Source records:
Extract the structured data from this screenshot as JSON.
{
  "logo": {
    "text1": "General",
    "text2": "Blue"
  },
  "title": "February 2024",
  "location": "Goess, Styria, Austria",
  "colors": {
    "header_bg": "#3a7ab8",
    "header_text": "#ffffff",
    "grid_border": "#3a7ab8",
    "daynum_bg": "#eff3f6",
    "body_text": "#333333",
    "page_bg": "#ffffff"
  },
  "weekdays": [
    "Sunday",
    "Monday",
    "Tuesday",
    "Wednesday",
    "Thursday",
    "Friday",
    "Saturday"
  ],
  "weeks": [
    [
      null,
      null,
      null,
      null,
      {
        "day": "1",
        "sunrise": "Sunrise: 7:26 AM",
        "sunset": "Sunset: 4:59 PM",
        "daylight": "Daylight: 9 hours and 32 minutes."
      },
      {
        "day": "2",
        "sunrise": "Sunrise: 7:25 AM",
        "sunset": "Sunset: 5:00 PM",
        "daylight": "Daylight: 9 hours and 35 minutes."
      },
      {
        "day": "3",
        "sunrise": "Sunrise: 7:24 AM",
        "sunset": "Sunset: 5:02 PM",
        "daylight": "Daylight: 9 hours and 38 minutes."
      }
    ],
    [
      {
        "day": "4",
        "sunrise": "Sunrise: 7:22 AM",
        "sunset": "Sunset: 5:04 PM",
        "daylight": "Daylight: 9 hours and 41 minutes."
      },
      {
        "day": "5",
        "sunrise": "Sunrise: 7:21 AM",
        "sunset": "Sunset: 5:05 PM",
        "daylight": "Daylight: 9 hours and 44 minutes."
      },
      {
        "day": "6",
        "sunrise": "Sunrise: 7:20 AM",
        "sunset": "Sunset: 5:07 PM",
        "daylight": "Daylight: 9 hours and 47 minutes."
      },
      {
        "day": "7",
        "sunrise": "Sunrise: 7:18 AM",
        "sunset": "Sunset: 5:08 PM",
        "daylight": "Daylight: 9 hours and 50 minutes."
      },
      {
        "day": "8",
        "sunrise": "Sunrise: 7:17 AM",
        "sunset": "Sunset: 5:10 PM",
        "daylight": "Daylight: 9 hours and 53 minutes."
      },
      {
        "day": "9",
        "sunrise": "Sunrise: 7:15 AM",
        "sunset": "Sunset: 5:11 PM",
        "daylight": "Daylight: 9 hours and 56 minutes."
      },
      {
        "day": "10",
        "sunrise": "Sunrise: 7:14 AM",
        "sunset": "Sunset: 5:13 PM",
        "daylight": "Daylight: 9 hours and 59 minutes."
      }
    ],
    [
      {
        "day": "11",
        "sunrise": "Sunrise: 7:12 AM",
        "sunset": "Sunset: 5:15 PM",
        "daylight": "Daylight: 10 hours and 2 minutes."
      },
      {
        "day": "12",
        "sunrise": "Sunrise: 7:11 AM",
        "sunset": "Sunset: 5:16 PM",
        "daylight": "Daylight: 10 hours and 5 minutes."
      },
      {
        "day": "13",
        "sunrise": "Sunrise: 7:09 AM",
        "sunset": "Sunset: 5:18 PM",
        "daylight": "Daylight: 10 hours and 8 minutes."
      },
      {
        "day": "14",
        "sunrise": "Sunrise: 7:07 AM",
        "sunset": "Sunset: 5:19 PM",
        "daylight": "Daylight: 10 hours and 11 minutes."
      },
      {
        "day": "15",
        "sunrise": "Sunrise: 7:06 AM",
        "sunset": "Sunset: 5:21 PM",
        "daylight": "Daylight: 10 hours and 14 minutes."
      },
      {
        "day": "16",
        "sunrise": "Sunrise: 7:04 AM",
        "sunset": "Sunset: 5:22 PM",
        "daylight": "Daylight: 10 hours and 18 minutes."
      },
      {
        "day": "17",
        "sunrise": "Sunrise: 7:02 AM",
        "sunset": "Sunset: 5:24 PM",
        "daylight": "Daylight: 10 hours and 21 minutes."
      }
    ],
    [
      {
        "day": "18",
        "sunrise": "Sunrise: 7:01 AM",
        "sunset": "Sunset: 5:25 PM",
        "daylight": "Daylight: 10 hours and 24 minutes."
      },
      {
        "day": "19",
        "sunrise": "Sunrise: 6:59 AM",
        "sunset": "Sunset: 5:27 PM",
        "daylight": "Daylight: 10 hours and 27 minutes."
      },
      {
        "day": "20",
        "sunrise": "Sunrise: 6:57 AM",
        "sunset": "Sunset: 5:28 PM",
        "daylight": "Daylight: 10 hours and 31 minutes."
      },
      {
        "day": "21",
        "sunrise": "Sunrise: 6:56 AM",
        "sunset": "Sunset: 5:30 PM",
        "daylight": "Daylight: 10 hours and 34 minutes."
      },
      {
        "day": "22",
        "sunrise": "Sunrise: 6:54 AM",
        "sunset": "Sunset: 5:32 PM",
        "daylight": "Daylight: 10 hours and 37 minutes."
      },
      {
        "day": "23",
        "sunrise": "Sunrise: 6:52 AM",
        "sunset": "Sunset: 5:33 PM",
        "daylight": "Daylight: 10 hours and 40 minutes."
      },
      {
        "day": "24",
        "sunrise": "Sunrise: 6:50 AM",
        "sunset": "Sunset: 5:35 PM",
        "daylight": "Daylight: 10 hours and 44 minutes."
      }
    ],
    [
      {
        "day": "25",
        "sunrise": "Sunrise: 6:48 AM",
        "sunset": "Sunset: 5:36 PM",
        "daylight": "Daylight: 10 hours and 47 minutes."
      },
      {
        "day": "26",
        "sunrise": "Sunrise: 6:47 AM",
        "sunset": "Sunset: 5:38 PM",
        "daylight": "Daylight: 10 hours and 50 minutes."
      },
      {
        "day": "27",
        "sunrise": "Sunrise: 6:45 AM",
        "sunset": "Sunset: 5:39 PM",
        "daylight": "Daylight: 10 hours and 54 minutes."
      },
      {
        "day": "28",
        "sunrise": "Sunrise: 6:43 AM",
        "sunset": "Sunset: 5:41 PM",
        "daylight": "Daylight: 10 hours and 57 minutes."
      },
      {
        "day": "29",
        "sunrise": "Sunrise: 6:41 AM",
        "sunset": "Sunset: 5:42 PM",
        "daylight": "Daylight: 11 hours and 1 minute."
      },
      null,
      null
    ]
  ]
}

TASK INSTRUCTIONS >>
Print every record exactly as it was given.

ANSWER TO THIS EXERCISE >>
Extract the structured data from this screenshot as JSON.
{
  "logo": {
    "text1": "General",
    "text2": "Blue"
  },
  "title": "February 2024",
  "location": "Goess, Styria, Austria",
  "colors": {
    "header_bg": "#3a7ab8",
    "header_text": "#ffffff",
    "grid_border": "#3a7ab8",
    "daynum_bg": "#eff3f6",
    "body_text": "#333333",
    "page_bg": "#ffffff"
  },
  "weekdays": [
    "Sunday",
    "Monday",
    "Tuesday",
    "Wednesday",
    "Thursday",
    "Friday",
    "Saturday"
  ],
  "weeks": [
    [
      null,
      null,
      null,
      null,
      {
        "day": "1",
        "sunrise": "Sunrise: 7:26 AM",
        "sunset": "Sunset: 4:59 PM",
        "daylight": "Daylight: 9 hours and 32 minutes."
      },
      {
        "day": "2",
        "sunrise": "Sunrise: 7:25 AM",
        "sunset": "Sunset: 5:00 PM",
        "daylight": "Daylight: 9 hours and 35 minutes."
      },
      {
        "day": "3",
        "sunrise": "Sunrise: 7:24 AM",
        "sunset": "Sunset: 5:02 PM",
        "daylight": "Daylight: 9 hours and 38 minutes."
      }
    ],
    [
      {
        "day": "4",
        "sunrise": "Sunrise: 7:22 AM",
        "sunset": "Sunset: 5:04 PM",
        "daylight": "Daylight: 9 hours and 41 minutes."
      },
      {
        "day": "5",
        "sunrise": "Sunrise: 7:21 AM",
        "sunset": "Sunset: 5:05 PM",
        "daylight": "Daylight: 9 hours and 44 minutes."
      },
      {
        "day": "6",
        "sunrise": "Sunrise: 7:20 AM",
        "sunset": "Sunset: 5:07 PM",
        "daylight": "Daylight: 9 hours and 47 minutes."
      },
      {
        "day": "7",
        "sunrise": "Sunrise: 7:18 AM",
        "sunset": "Sunset: 5:08 PM",
        "daylight": "Daylight: 9 hours and 50 minutes."
      },
      {
        "day": "8",
        "sunrise": "Sunrise: 7:17 AM",
        "sunset": "Sunset: 5:10 PM",
        "daylight": "Daylight: 9 hours and 53 minutes."
      },
      {
        "day": "9",
        "sunrise": "Sunrise: 7:15 AM",
        "sunset": "Sunset: 5:11 PM",
        "daylight": "Daylight: 9 hours and 56 minutes."
      },
      {
        "day": "10",
        "sunrise": "Sunrise: 7:14 AM",
        "sunset": "Sunset: 5:13 PM",
        "daylight": "Daylight: 9 hours and 59 minutes."
      }
    ],
    [
      {
        "day": "11",
        "sunrise": "Sunrise: 7:12 AM",
        "sunset": "Sunset: 5:15 PM",
        "daylight": "Daylight: 10 hours and 2 minutes."
      },
      {
        "day": "12",
        "sunrise": "Sunrise: 7:11 AM",
        "sunset": "Sunset: 5:16 PM",
        "daylight": "Daylight: 10 hours and 5 minutes."
      },
      {
        "day": "13",
        "sunrise": "Sunrise: 7:09 AM",
        "sunset": "Sunset: 5:18 PM",
        "daylight": "Daylight: 10 hours and 8 minutes."
      },
      {
        "day": "14",
        "sunrise": "Sunrise: 7:07 AM",
        "sunset": "Sunset: 5:19 PM",
        "daylight": "Daylight: 10 hours and 11 minutes."
      },
      {
        "day": "15",
        "sunrise": "Sunrise: 7:06 AM",
        "sunset": "Sunset: 5:21 PM",
        "daylight": "Daylight: 10 hours and 14 minutes."
      },
      {
        "day": "16",
        "sunrise": "Sunrise: 7:04 AM",
        "sunset": "Sunset: 5:22 PM",
        "daylight": "Daylight: 10 hours and 18 minutes."
      },
      {
        "day": "17",
        "sunrise": "Sunrise: 7:02 AM",
        "sunset": "Sunset: 5:24 PM",
        "daylight": "Daylight: 10 hours and 21 minutes."
      }
    ],
    [
      {
        "day": "18",
        "sunrise": "Sunrise: 7:01 AM",
        "sunset": "Sunset: 5:25 PM",
        "daylight": "Daylight: 10 hours and 24 minutes."
      },
      {
        "day": "19",
        "sunrise": "Sunrise: 6:59 AM",
        "sunset": "Sunset: 5:27 PM",
        "daylight": "Daylight: 10 hours and 27 minutes."
      },
      {
        "day": "20",
        "sunrise": "Sunrise: 6:57 AM",
        "sunset": "Sunset: 5:28 PM",
        "daylight": "Daylight: 10 hours and 31 minutes."
      },
      {
        "day": "21",
        "sunrise": "Sunrise: 6:56 AM",
        "sunset": "Sunset: 5:30 PM",
        "daylight": "Daylight: 10 hours and 34 minutes."
      },
      {
        "day": "22",
        "sunrise": "Sunrise: 6:54 AM",
        "sunset": "Sunset: 5:32 PM",
        "daylight": "Daylight: 10 hours and 37 minutes."
      },
      {
        "day": "23",
        "sunrise": "Sunrise: 6:52 AM",
        "sunset": "Sunset: 5:33 PM",
        "daylight": "Daylight: 10 hours and 40 minutes."
      },
      {
        "day": "24",
        "sunrise": "Sunrise: 6:50 AM",
        "sunset": "Sunset: 5:35 PM",
        "daylight": "Daylight: 10 hours and 44 minutes."
      }
    ],
    [
      {
        "day": "25",
        "sunrise": "Sunrise: 6:48 AM",
        "sunset": "Sunset: 5:36 PM",
        "daylight": "Daylight: 10 hours and 47 minutes."
      },
      {
        "day": "26",
        "sunrise": "Sunrise: 6:47 AM",
        "sunset": "Sunset: 5:38 PM",
        "daylight": "Daylight: 10 hours and 50 minutes."
      },
      {
        "day": "27",
        "sunrise": "Sunrise: 6:45 AM",
        "sunset": "Sunset: 5:39 PM",
        "daylight": "Daylight: 10 hours and 54 minutes."
      },
      {
        "day": "28",
        "sunrise": "Sunrise: 6:43 AM",
        "sunset": "Sunset: 5:41 PM",
        "daylight": "Daylight: 10 hours and 57 minutes."
      },
      {
        "day": "29",
        "sunrise": "Sunrise: 6:41 AM",
        "sunset": "Sunset: 5:42 PM",
        "daylight": "Daylight: 11 hours and 1 minute."
      },
      null,
      null
    ]
  ]
}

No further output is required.